→ PROBLEM: Filter the listing below down to the lines holding the word "guttur", and copy those lines.

══ PROVIDED INFORMATION

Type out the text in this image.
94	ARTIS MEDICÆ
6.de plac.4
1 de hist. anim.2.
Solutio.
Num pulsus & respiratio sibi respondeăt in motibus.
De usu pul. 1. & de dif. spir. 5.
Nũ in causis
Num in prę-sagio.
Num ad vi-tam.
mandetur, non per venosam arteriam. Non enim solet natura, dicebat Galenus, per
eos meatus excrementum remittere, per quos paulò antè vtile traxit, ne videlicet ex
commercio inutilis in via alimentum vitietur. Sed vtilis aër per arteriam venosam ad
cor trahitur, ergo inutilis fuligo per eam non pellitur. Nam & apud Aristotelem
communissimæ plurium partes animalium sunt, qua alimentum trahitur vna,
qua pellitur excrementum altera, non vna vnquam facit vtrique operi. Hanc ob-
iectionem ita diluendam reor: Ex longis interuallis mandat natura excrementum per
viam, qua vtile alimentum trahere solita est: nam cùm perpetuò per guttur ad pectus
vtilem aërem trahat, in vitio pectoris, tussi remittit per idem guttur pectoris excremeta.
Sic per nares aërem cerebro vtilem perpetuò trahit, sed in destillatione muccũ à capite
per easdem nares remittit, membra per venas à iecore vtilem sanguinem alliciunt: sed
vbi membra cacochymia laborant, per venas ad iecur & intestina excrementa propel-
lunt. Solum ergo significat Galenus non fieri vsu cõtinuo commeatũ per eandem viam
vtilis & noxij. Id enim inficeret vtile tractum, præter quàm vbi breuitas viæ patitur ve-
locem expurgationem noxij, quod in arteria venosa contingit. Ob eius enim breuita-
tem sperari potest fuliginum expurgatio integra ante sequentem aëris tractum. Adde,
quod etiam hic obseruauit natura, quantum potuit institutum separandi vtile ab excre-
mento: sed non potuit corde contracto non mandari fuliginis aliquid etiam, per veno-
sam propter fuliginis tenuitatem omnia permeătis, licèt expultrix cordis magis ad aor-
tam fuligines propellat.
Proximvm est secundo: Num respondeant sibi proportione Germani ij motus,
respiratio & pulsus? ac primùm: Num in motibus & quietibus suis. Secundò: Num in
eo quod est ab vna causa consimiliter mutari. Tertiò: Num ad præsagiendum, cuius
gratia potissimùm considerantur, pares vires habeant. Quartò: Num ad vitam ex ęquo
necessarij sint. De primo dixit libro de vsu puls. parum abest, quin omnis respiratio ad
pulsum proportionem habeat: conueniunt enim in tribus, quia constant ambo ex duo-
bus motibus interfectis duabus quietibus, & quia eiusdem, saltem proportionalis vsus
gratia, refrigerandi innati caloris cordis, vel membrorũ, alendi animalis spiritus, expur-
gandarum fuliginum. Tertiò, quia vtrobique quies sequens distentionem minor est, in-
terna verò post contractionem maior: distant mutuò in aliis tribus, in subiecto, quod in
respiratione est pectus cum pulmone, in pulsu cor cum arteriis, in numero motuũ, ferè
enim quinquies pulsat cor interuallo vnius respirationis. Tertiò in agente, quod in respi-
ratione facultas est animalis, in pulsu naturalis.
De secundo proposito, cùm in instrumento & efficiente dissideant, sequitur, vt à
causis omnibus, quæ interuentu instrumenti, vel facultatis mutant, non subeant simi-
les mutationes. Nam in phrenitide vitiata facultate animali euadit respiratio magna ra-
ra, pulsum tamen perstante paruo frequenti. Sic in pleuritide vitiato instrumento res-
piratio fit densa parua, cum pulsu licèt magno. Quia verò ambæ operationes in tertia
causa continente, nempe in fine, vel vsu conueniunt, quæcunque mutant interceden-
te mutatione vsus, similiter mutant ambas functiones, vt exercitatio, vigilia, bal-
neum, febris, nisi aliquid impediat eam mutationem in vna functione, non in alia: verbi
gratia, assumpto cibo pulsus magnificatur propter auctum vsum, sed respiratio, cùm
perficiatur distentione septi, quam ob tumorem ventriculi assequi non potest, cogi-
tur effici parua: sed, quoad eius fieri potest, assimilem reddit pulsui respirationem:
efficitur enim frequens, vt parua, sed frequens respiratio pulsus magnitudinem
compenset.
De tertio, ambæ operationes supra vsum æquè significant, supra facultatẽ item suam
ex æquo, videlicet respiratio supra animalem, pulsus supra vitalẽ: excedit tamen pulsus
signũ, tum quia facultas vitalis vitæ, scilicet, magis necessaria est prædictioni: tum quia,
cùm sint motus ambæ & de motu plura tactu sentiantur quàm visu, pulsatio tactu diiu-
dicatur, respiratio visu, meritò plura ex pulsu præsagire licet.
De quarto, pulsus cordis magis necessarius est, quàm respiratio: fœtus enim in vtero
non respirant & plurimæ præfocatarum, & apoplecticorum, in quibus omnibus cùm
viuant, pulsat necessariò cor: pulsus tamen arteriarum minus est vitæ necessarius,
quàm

════

→ ANSWER SECTION:
viam, qua vtile alimentum trahere solita est: nam cùm perpetuò per guttur ad pectus
vtilem aërem trahat, in vitio pectoris, tussi remittit per idem guttur pectoris excremeta.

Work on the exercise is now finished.